Start of Extracted data

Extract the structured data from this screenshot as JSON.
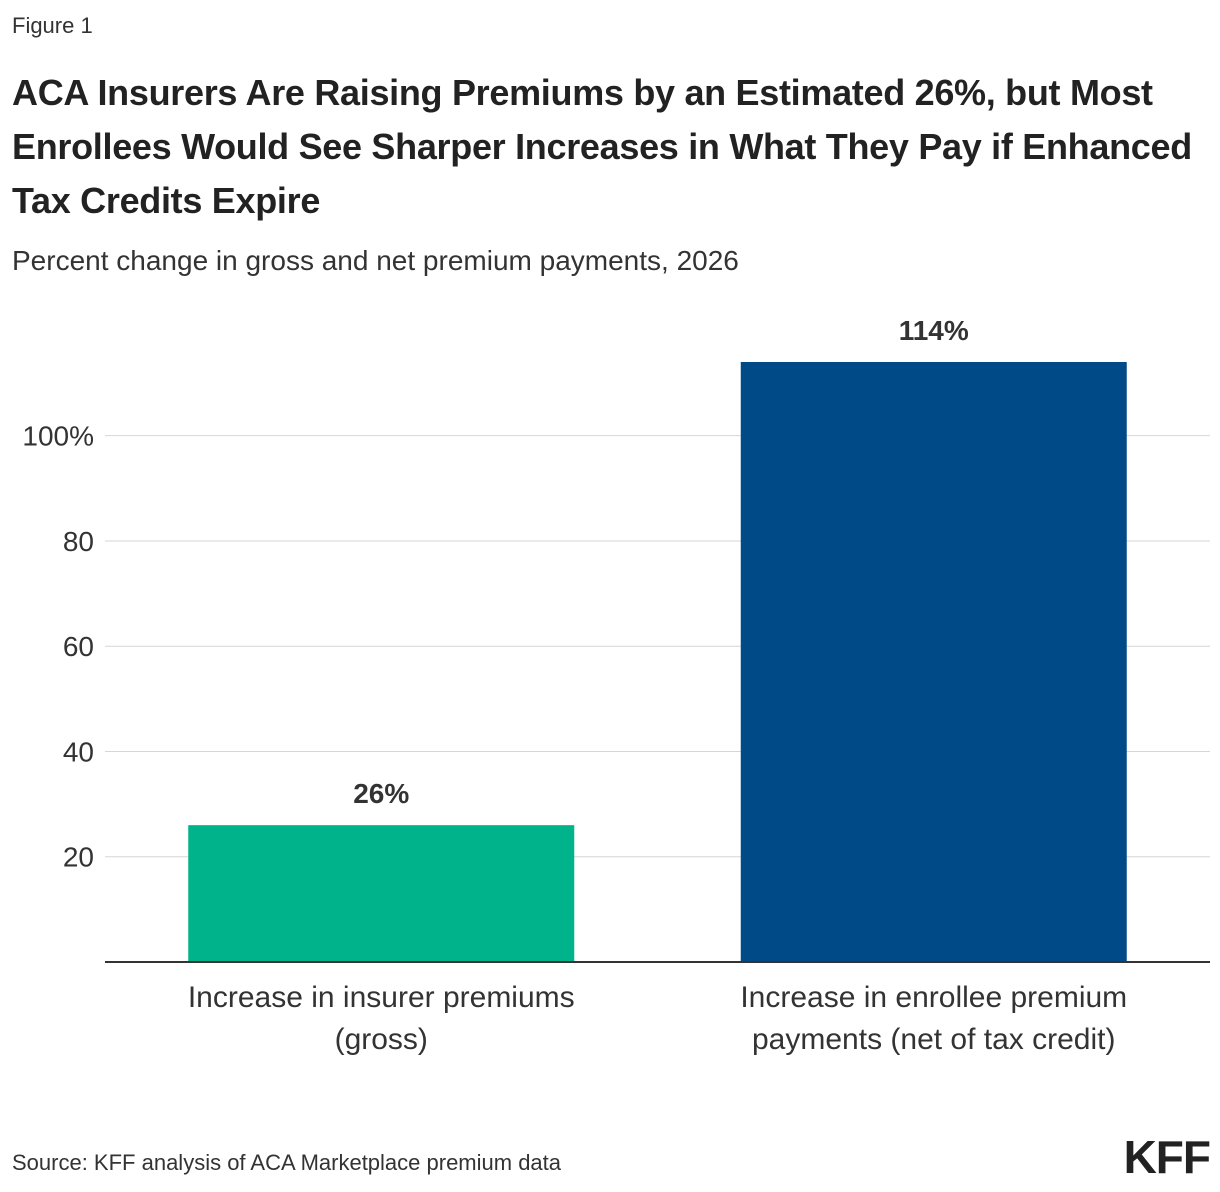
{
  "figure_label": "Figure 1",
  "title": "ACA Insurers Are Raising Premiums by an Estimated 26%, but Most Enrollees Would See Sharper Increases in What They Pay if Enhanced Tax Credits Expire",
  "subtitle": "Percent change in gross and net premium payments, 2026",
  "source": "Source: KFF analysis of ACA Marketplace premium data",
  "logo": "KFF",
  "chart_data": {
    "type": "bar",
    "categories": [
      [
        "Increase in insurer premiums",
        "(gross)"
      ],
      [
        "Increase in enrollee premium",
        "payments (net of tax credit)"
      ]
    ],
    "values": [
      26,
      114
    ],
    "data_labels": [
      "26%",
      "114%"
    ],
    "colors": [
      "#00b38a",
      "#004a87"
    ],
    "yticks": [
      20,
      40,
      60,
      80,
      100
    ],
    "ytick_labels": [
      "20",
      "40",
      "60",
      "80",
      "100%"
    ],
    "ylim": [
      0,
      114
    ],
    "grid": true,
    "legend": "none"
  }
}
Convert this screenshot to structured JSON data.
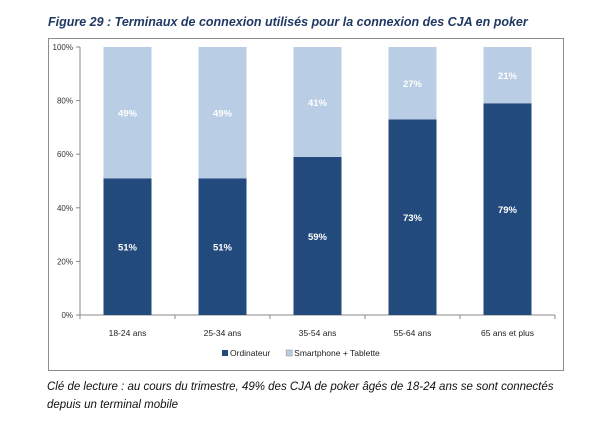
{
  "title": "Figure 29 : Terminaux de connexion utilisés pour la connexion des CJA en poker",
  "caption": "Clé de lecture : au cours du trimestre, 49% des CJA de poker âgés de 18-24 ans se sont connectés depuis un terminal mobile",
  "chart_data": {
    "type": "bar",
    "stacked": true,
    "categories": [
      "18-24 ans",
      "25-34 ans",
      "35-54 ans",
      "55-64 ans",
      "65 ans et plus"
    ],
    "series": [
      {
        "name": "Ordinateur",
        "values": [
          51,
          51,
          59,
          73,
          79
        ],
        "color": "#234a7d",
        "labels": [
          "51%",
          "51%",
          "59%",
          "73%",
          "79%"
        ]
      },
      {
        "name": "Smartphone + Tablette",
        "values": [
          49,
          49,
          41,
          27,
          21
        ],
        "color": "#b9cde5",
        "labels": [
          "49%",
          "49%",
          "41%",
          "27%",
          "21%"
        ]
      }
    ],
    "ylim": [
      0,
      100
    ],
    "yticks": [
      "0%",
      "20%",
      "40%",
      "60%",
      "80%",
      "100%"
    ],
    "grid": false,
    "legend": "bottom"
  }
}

End of Extracted data

▸ Given instruction: List every line above that holds the word "screenshot".

▸ Full output:
Extract the structured data from this screenshot as JSON.
Convert this screenshot to structured JSON data.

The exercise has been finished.